Below is a block of records. Copy every line in it that contains the word "screenshot".

____ MATERIALS PROVIDED

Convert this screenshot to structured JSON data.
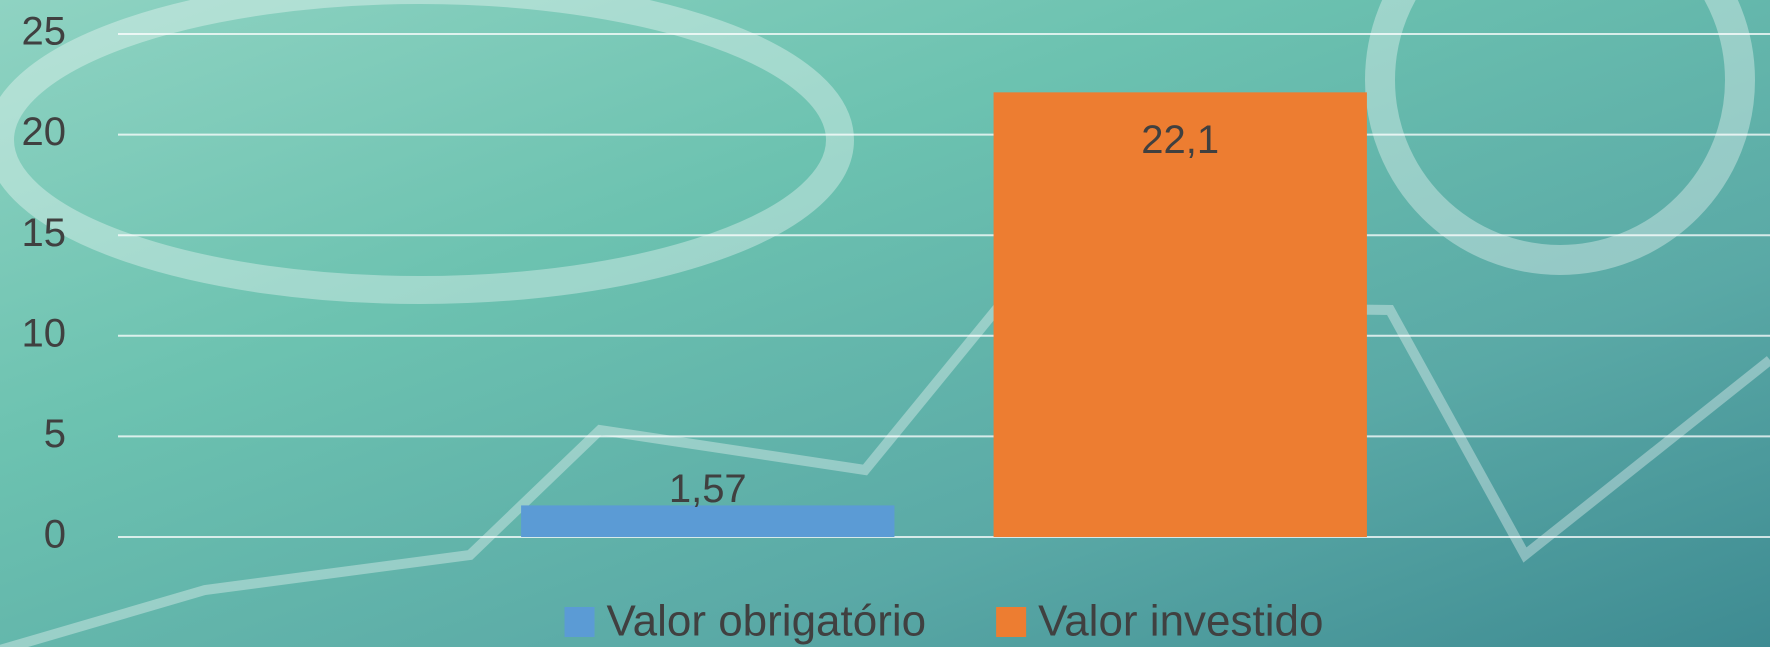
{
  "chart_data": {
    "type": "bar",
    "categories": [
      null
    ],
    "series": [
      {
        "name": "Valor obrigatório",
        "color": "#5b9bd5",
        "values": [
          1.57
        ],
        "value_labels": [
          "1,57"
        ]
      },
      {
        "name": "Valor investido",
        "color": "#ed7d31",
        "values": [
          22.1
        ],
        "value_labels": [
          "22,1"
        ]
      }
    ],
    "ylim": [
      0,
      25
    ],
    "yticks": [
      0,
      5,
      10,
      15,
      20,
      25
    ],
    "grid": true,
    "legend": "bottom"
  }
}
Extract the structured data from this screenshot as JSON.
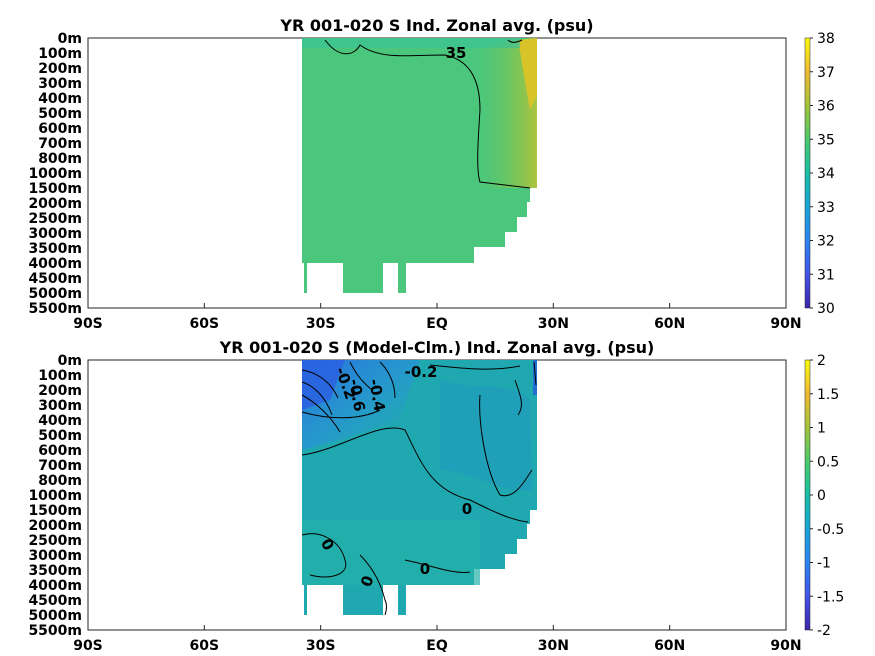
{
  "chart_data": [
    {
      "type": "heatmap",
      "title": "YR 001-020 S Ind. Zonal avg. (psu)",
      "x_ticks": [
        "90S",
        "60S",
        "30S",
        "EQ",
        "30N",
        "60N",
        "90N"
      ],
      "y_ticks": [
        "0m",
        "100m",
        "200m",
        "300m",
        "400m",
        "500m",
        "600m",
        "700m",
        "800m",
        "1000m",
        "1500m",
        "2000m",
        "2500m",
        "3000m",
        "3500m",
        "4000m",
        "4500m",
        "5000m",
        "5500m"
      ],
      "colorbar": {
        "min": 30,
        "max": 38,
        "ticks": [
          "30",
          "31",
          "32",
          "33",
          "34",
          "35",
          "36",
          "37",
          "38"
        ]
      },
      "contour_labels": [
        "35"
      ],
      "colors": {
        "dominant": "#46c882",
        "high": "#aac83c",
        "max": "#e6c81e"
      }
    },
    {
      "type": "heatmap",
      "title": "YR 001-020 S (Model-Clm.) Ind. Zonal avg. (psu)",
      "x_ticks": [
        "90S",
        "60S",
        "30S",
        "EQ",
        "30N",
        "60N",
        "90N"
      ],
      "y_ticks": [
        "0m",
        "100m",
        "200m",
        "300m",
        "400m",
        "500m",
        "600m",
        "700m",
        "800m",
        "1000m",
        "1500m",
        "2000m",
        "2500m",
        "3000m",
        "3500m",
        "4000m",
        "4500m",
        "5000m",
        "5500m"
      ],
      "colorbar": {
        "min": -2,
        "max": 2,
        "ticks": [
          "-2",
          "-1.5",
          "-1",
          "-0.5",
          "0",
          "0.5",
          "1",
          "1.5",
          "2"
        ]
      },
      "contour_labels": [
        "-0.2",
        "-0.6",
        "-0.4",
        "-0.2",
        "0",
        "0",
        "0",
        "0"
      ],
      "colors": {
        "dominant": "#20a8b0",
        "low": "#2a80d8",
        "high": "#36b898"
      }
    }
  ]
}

________

▶ [FULL SOLUTION]:
Convert this screenshot to structured JSON data.
Extract the structured data from this screenshot as JSON.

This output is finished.